## Task to carry out
Where a line of the material contains the string "снятую", copy that line.

## Items from a dataset
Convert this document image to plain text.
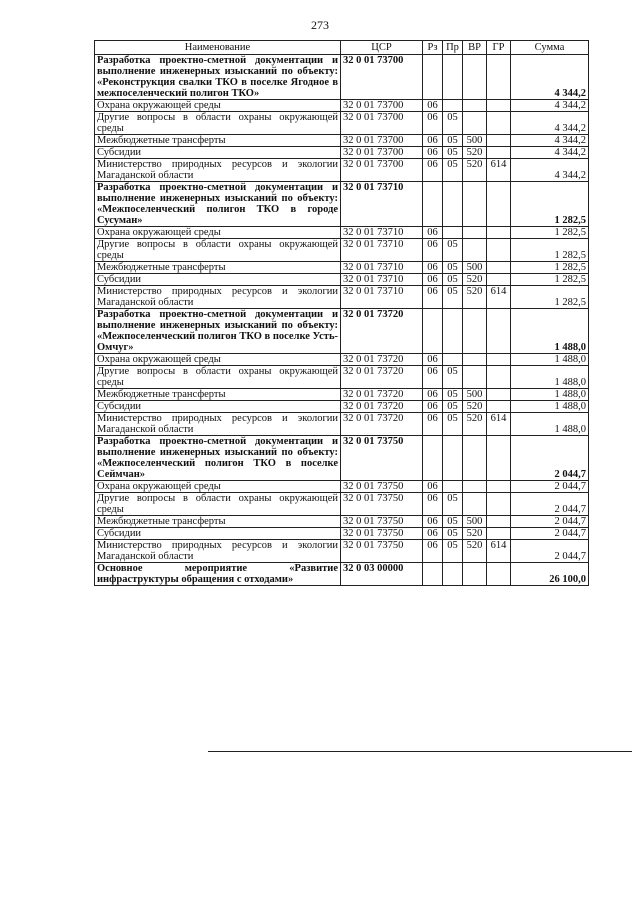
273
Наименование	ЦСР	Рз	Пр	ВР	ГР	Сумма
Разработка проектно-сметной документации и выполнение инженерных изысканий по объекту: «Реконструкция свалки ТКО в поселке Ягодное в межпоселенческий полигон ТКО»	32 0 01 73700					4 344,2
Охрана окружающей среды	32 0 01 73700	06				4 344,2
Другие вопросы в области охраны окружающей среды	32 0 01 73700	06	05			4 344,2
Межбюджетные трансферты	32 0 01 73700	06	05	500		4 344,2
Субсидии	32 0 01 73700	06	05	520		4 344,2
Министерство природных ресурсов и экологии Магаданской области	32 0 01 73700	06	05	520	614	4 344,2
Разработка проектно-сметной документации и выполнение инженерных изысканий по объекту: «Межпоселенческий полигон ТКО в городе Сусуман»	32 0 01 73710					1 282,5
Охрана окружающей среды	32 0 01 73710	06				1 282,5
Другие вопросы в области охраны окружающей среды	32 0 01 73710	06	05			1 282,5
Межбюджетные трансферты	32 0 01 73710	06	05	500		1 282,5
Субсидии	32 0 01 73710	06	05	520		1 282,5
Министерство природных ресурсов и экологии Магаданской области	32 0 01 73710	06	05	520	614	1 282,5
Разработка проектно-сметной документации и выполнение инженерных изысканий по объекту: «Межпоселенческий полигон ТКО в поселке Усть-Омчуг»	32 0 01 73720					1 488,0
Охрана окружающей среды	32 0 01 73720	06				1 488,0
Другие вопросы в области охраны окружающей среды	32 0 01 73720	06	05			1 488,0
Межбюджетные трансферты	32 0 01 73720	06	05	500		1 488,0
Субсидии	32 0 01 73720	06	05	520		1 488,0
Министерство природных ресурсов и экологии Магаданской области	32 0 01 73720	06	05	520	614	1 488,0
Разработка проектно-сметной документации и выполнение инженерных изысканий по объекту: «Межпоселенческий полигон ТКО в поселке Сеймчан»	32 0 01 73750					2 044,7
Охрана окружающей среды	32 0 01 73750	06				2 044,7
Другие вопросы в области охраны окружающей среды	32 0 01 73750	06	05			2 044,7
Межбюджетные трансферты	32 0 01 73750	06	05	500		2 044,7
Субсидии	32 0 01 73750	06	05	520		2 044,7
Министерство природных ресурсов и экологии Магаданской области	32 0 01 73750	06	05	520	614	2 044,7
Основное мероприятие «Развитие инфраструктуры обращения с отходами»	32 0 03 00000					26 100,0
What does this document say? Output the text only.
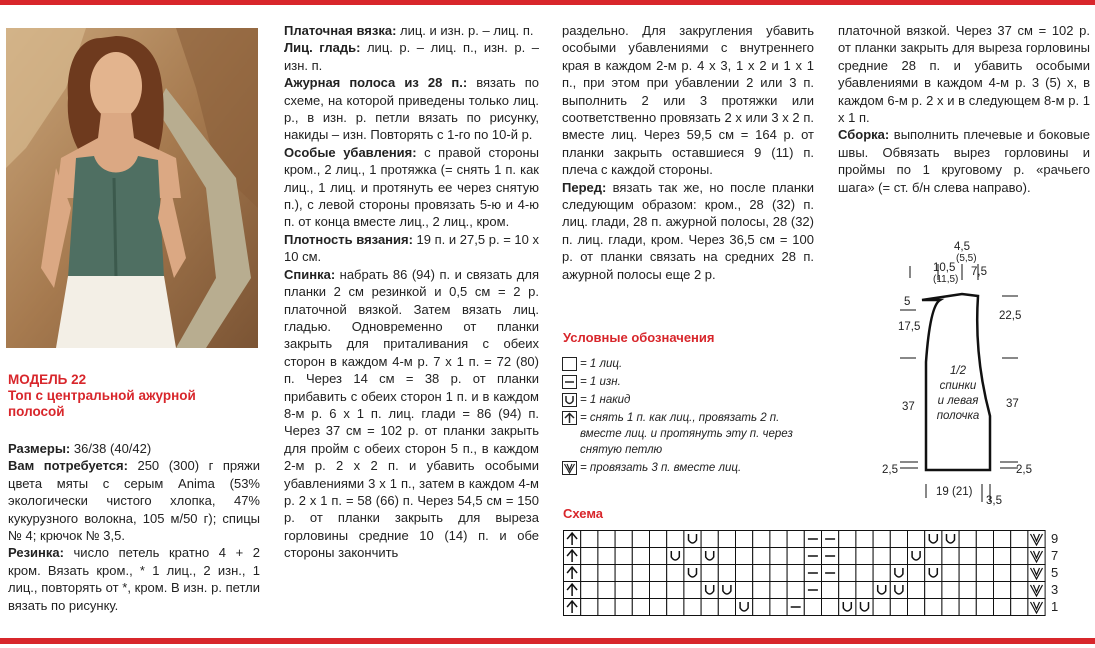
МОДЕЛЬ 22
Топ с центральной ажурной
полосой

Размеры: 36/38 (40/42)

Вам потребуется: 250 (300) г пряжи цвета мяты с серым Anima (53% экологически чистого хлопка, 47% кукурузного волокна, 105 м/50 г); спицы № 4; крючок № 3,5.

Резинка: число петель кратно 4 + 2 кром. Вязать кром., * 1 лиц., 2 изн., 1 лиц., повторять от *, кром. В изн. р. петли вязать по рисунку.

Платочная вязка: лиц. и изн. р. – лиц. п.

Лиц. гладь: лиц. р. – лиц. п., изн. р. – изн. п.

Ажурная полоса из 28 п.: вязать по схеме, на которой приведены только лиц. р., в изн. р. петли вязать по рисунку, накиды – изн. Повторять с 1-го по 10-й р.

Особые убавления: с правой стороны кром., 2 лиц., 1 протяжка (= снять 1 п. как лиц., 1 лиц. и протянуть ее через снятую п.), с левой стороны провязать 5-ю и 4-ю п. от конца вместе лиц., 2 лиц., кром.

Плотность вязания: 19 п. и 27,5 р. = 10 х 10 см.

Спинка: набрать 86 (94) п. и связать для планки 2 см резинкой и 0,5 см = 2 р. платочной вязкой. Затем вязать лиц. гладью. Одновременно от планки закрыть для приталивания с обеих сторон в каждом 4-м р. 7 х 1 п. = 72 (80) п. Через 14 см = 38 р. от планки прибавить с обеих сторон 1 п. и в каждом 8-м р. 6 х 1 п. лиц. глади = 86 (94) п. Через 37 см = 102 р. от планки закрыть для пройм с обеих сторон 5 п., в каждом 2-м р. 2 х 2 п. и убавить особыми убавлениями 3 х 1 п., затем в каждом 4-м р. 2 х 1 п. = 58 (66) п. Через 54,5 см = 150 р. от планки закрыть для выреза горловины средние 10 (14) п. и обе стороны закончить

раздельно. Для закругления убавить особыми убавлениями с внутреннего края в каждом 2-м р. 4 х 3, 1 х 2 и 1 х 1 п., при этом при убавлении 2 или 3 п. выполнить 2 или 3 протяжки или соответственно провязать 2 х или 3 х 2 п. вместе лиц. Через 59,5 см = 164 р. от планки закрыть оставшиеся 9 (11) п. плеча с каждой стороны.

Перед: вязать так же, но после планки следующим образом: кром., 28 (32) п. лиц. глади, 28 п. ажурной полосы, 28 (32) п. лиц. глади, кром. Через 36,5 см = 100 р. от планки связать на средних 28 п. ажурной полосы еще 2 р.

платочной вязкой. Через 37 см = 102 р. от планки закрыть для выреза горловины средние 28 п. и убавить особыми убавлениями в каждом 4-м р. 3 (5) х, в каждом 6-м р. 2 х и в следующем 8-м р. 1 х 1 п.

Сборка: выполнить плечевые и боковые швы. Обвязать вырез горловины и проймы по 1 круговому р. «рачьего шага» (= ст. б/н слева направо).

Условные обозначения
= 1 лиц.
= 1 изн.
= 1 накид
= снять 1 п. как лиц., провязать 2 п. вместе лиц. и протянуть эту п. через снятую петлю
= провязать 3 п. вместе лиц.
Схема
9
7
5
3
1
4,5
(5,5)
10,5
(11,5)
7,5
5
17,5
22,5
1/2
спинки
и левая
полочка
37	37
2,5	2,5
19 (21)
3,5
==
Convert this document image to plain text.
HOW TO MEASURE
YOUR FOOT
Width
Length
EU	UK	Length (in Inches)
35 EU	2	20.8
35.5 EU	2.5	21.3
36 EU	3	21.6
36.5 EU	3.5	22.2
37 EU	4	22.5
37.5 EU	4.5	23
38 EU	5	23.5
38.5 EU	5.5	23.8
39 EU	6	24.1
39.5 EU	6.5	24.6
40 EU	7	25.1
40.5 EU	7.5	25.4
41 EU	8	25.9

## Written reply
Особые убавления: с правой стороны кром., 2 лиц., 1 протяжка (= снять 1 п. как лиц., 1 лиц. и протянуть ее через снятую п.), с левой стороны провязать 5-ю и 4-ю п. от конца вместе лиц., 2 лиц., кром.
= снять 1 п. как лиц., провязать 2 п. вместе лиц. и протянуть эту п. через снятую петлю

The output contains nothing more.